Input data ::
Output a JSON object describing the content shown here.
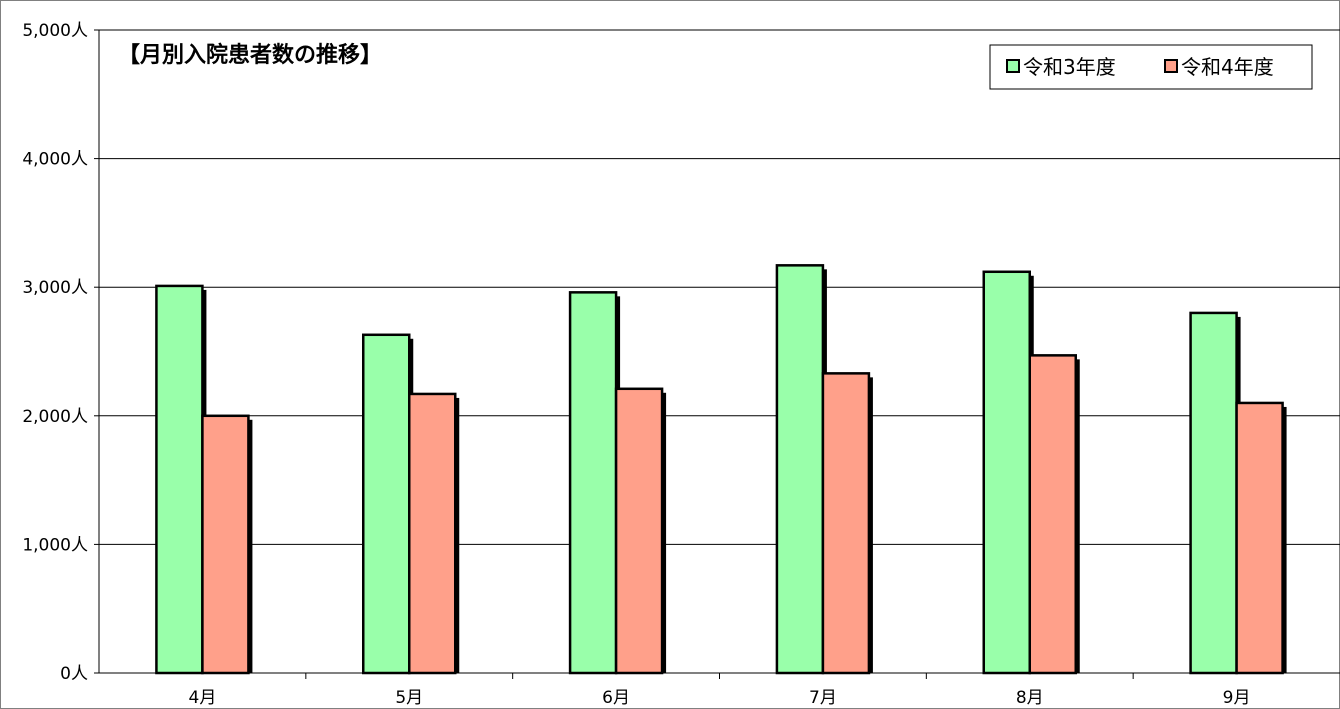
{
  "chart_data": {
    "type": "bar",
    "title": "【月別入院患者数の推移】",
    "xlabel": "",
    "ylabel": "",
    "categories": [
      "4月",
      "5月",
      "6月",
      "7月",
      "8月",
      "9月"
    ],
    "series": [
      {
        "name": "令和3年度",
        "color": "#99ffaa",
        "values": [
          3010,
          2630,
          2960,
          3170,
          3120,
          2800
        ]
      },
      {
        "name": "令和4年度",
        "color": "#ffa08a",
        "values": [
          2000,
          2170,
          2210,
          2330,
          2470,
          2100
        ]
      }
    ],
    "ylim": [
      0,
      5000
    ],
    "yticks": [
      0,
      1000,
      2000,
      3000,
      4000,
      5000
    ],
    "ytick_labels": [
      "0人",
      "1,000人",
      "2,000人",
      "3,000人",
      "4,000人",
      "5,000人"
    ],
    "grid": true,
    "legend_position": "top-right",
    "legend_marker": "□"
  }
}
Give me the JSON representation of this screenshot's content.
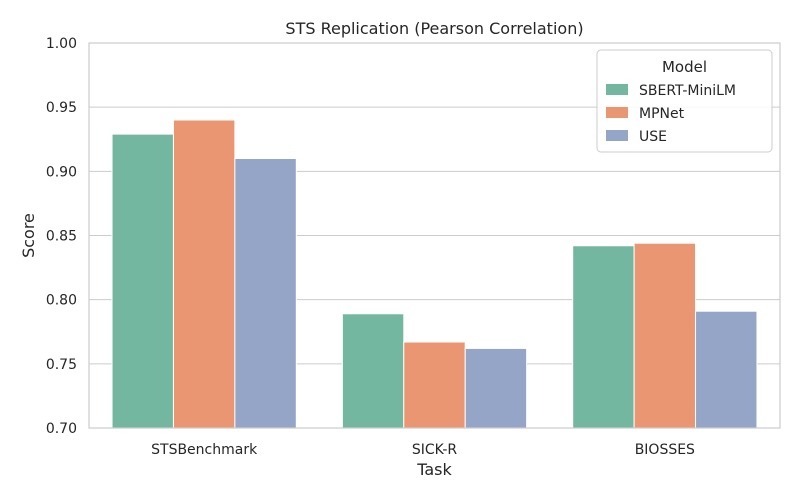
{
  "chart_data": {
    "type": "bar",
    "title": "STS Replication (Pearson Correlation)",
    "xlabel": "Task",
    "ylabel": "Score",
    "categories": [
      "STSBenchmark",
      "SICK-R",
      "BIOSSES"
    ],
    "series": [
      {
        "name": "SBERT-MiniLM",
        "values": [
          0.929,
          0.789,
          0.842
        ],
        "color": "#73b7a0"
      },
      {
        "name": "MPNet",
        "values": [
          0.94,
          0.767,
          0.844
        ],
        "color": "#ea9672"
      },
      {
        "name": "USE",
        "values": [
          0.91,
          0.762,
          0.791
        ],
        "color": "#95a5c7"
      }
    ],
    "ylim": [
      0.7,
      1.0
    ],
    "yticks": [
      0.7,
      0.75,
      0.8,
      0.85,
      0.9,
      0.95,
      1.0
    ],
    "ytick_labels": [
      "0.70",
      "0.75",
      "0.80",
      "0.85",
      "0.90",
      "0.95",
      "1.00"
    ],
    "grid": "y",
    "legend": {
      "title": "Model",
      "position": "top-right"
    }
  }
}
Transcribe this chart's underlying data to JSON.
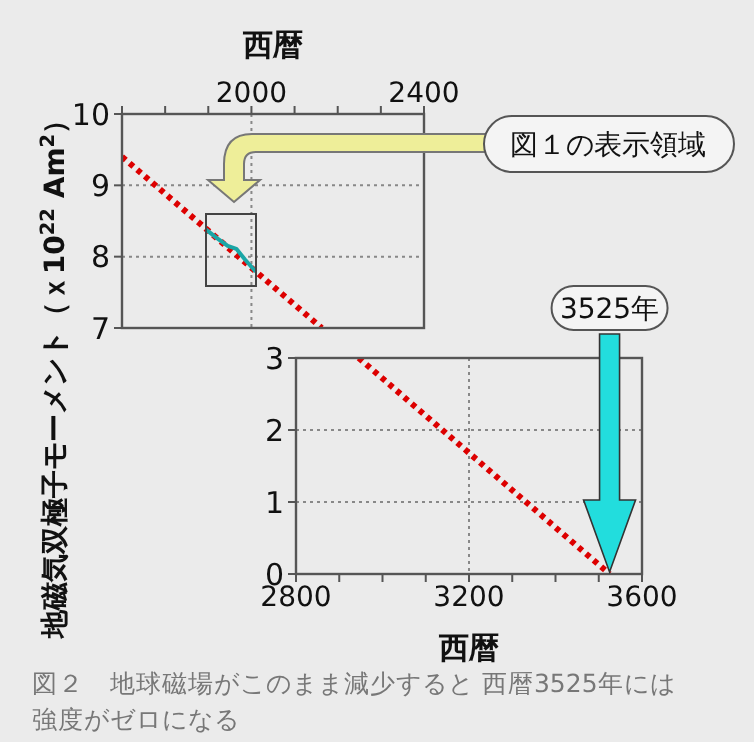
{
  "chart_data": [
    {
      "type": "line",
      "xlabel": "西暦",
      "ylabel": "地磁気双極子モーメント（ｘ10$^{22}$ Am$^{2}$）",
      "xlim": [
        1700,
        2400
      ],
      "xticks": [
        {
          "value": 1700,
          "label": null
        },
        {
          "value": 1800,
          "label": null
        },
        {
          "value": 1900,
          "label": null
        },
        2000,
        {
          "value": 2100,
          "label": null
        },
        {
          "value": 2200,
          "label": null
        },
        {
          "value": 2300,
          "label": null
        },
        2400
      ],
      "ylim": [
        7,
        10
      ],
      "yticks": [
        7,
        8,
        9,
        10
      ],
      "grid": true,
      "annotations": [
        "図１の表示領域"
      ],
      "series": [
        {
          "color": "#dd0000",
          "line_style": "dotted",
          "x": [
            1700,
            2163
          ],
          "values": [
            9.4,
            7.0
          ]
        },
        {
          "color": "#1aa6a6",
          "line_style": "solid",
          "x": [
            1895,
            1920,
            1945,
            1965,
            1985,
            2010
          ],
          "values": [
            8.38,
            8.26,
            8.15,
            8.11,
            7.96,
            7.79
          ]
        }
      ]
    },
    {
      "type": "line",
      "xlabel": "西暦",
      "xlim": [
        2800,
        3600
      ],
      "xticks": [
        2800,
        {
          "value": 2900,
          "label": null
        },
        {
          "value": 3000,
          "label": null
        },
        {
          "value": 3100,
          "label": null
        },
        3200,
        {
          "value": 3300,
          "label": null
        },
        {
          "value": 3400,
          "label": null
        },
        {
          "value": 3500,
          "label": null
        },
        3600
      ],
      "ylim": [
        0,
        3
      ],
      "yticks": [
        0,
        1,
        2,
        3
      ],
      "grid": true,
      "annotations": [
        "3525年",
        "図２　地球磁場がこのまま減少すると 西暦3525年には強度がゼロになる"
      ],
      "series": [
        {
          "color": "#dd0000",
          "line_style": "dotted",
          "x": [
            2945,
            3525
          ],
          "values": [
            3,
            0
          ]
        }
      ]
    }
  ]
}
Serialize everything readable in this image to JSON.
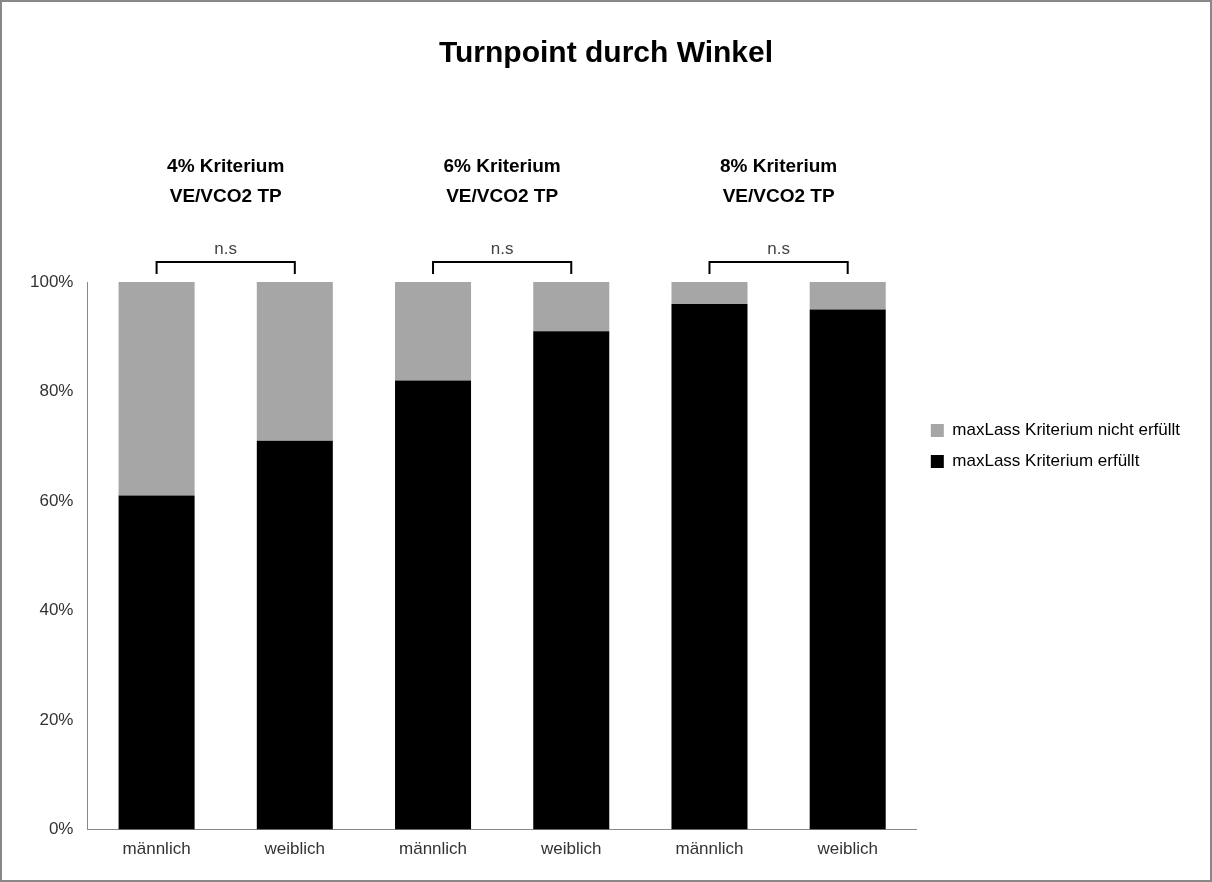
{
  "chart_data": {
    "type": "bar",
    "title": "Turnpoint durch Winkel",
    "categories": [
      "männlich",
      "weiblich",
      "männlich",
      "weiblich",
      "männlich",
      "weiblich"
    ],
    "stacked": true,
    "series": [
      {
        "name": "maxLass Kriterium erfüllt",
        "color": "#000000",
        "values": [
          61,
          71,
          82,
          91,
          96,
          95
        ]
      },
      {
        "name": "maxLass Kriterium nicht erfüllt",
        "color": "#a6a6a6",
        "values": [
          39,
          29,
          18,
          9,
          4,
          5
        ]
      }
    ],
    "ylim": [
      0,
      100
    ],
    "yticks": [
      {
        "value": 0,
        "label": "0%"
      },
      {
        "value": 20,
        "label": "20%"
      },
      {
        "value": 40,
        "label": "40%"
      },
      {
        "value": 60,
        "label": "60%"
      },
      {
        "value": 80,
        "label": "80%"
      },
      {
        "value": 100,
        "label": "100%"
      }
    ],
    "grid": false,
    "legend": "right",
    "annotations": [
      "4% Kriterium\nVE/VCO2 TP",
      "6% Kriterium\nVE/VCO2 TP",
      "8% Kriterium\nVE/VCO2 TP",
      "n.s",
      "n.s",
      "n.s"
    ]
  }
}
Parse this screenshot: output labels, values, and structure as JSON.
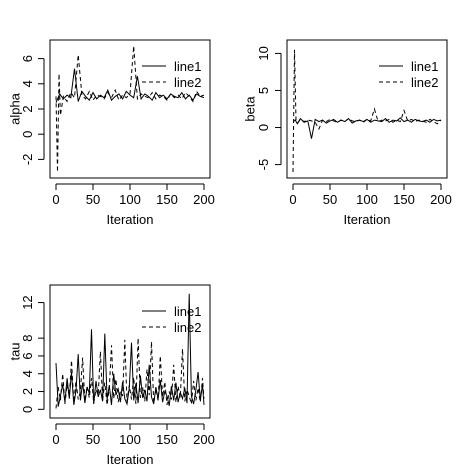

Goal ::
Scan the material above for the string "screenshot" and report each line where you find it.

Response to this task ::
Give me the JSON representation of this screenshot's content.
Parse this screenshot: output labels, values, and structure as JSON.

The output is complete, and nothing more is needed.